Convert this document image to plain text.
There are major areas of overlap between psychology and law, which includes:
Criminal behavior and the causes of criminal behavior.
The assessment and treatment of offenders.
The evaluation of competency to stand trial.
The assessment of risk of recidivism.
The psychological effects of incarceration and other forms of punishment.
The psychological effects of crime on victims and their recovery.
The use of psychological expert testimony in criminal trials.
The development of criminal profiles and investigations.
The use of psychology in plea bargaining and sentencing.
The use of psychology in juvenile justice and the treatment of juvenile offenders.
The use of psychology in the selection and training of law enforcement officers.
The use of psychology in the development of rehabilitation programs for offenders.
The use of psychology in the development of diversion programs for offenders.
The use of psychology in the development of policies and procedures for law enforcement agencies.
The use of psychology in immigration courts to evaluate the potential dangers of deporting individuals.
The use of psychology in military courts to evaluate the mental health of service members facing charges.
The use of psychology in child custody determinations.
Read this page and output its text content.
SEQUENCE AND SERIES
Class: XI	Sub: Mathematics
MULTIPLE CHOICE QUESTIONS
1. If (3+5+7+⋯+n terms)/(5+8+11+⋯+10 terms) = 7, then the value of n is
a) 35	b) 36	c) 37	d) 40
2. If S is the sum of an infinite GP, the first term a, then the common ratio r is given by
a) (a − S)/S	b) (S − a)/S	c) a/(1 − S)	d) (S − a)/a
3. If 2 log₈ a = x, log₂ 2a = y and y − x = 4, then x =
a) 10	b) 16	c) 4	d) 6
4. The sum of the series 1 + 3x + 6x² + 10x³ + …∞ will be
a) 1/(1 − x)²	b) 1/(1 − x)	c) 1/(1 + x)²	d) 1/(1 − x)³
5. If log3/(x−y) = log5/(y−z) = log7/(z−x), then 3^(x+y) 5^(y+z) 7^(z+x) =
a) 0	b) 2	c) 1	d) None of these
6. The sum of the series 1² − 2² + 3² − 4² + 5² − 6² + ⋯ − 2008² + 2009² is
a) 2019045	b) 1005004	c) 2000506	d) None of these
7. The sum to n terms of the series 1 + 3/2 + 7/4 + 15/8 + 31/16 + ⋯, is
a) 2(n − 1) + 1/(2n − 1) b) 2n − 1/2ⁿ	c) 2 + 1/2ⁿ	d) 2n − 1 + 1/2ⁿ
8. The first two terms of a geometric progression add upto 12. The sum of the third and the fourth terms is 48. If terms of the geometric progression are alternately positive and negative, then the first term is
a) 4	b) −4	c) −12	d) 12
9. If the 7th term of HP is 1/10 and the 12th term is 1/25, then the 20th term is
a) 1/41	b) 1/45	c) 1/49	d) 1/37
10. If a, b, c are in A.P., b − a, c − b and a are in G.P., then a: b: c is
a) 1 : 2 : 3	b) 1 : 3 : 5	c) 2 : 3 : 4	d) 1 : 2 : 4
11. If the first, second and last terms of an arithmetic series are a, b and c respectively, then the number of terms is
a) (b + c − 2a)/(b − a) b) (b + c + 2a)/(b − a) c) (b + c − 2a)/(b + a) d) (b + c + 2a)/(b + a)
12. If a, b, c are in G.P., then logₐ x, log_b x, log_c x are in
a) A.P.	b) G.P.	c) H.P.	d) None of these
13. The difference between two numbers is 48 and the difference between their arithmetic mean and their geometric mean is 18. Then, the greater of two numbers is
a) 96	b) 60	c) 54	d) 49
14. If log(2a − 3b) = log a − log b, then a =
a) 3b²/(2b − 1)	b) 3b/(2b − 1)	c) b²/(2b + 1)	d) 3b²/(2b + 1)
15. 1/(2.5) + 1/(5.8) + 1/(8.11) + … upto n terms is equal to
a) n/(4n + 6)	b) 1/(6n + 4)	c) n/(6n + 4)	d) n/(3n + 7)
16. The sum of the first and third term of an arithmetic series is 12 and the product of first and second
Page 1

What is expected
Transcribe each record exactly. Leave nothing out.

Response for this exercise
Convert this document image to plain text.
There are major areas of overlap between psychology and law, which includes:
Criminal behavior and the causes of criminal behavior.
The assessment and treatment of offenders.
The evaluation of competency to stand trial.
The assessment of risk of recidivism.
The psychological effects of incarceration and other forms of punishment.
The psychological effects of crime on victims and their recovery.
The use of psychological expert testimony in criminal trials.
The development of criminal profiles and investigations.
The use of psychology in plea bargaining and sentencing.
The use of psychology in juvenile justice and the treatment of juvenile offenders.
The use of psychology in the selection and training of law enforcement officers.
The use of psychology in the development of rehabilitation programs for offenders.
The use of psychology in the development of diversion programs for offenders.
The use of psychology in the development of policies and procedures for law enforcement agencies.
The use of psychology in immigration courts to evaluate the potential dangers of deporting individuals.
The use of psychology in military courts to evaluate the mental health of service members facing charges.
The use of psychology in child custody determinations.
Read this page and output its text content.
SEQUENCE AND SERIES
Class: XI	Sub: Mathematics
MULTIPLE CHOICE QUESTIONS
1. If (3+5+7+⋯+n terms)/(5+8+11+⋯+10 terms) = 7, then the value of n is
a) 35	b) 36	c) 37	d) 40
2. If S is the sum of an infinite GP, the first term a, then the common ratio r is given by
a) (a − S)/S	b) (S − a)/S	c) a/(1 − S)	d) (S − a)/a
3. If 2 log₈ a = x, log₂ 2a = y and y − x = 4, then x =
a) 10	b) 16	c) 4	d) 6
4. The sum of the series 1 + 3x + 6x² + 10x³ + …∞ will be
a) 1/(1 − x)²	b) 1/(1 − x)	c) 1/(1 + x)²	d) 1/(1 − x)³
5. If log3/(x−y) = log5/(y−z) = log7/(z−x), then 3^(x+y) 5^(y+z) 7^(z+x) =
a) 0	b) 2	c) 1	d) None of these
6. The sum of the series 1² − 2² + 3² − 4² + 5² − 6² + ⋯ − 2008² + 2009² is
a) 2019045	b) 1005004	c) 2000506	d) None of these
7. The sum to n terms of the series 1 + 3/2 + 7/4 + 15/8 + 31/16 + ⋯, is
a) 2(n − 1) + 1/(2n − 1) b) 2n − 1/2ⁿ	c) 2 + 1/2ⁿ	d) 2n − 1 + 1/2ⁿ
8. The first two terms of a geometric progression add upto 12. The sum of the third and the fourth terms is 48. If terms of the geometric progression are alternately positive and negative, then the first term is
a) 4	b) −4	c) −12	d) 12
9. If the 7th term of HP is 1/10 and the 12th term is 1/25, then the 20th term is
a) 1/41	b) 1/45	c) 1/49	d) 1/37
10. If a, b, c are in A.P., b − a, c − b and a are in G.P., then a: b: c is
a) 1 : 2 : 3	b) 1 : 3 : 5	c) 2 : 3 : 4	d) 1 : 2 : 4
11. If the first, second and last terms of an arithmetic series are a, b and c respectively, then the number of terms is
a) (b + c − 2a)/(b − a) b) (b + c + 2a)/(b − a) c) (b + c − 2a)/(b + a) d) (b + c + 2a)/(b + a)
12. If a, b, c are in G.P., then logₐ x, log_b x, log_c x are in
a) A.P.	b) G.P.	c) H.P.	d) None of these
13. The difference between two numbers is 48 and the difference between their arithmetic mean and their geometric mean is 18. Then, the greater of two numbers is
a) 96	b) 60	c) 54	d) 49
14. If log(2a − 3b) = log a − log b, then a =
a) 3b²/(2b − 1)	b) 3b/(2b − 1)	c) b²/(2b + 1)	d) 3b²/(2b + 1)
15. 1/(2.5) + 1/(5.8) + 1/(8.11) + … upto n terms is equal to
a) n/(4n + 6)	b) 1/(6n + 4)	c) n/(6n + 4)	d) n/(3n + 7)
16. The sum of the first and third term of an arithmetic series is 12 and the product of first and second
Page 1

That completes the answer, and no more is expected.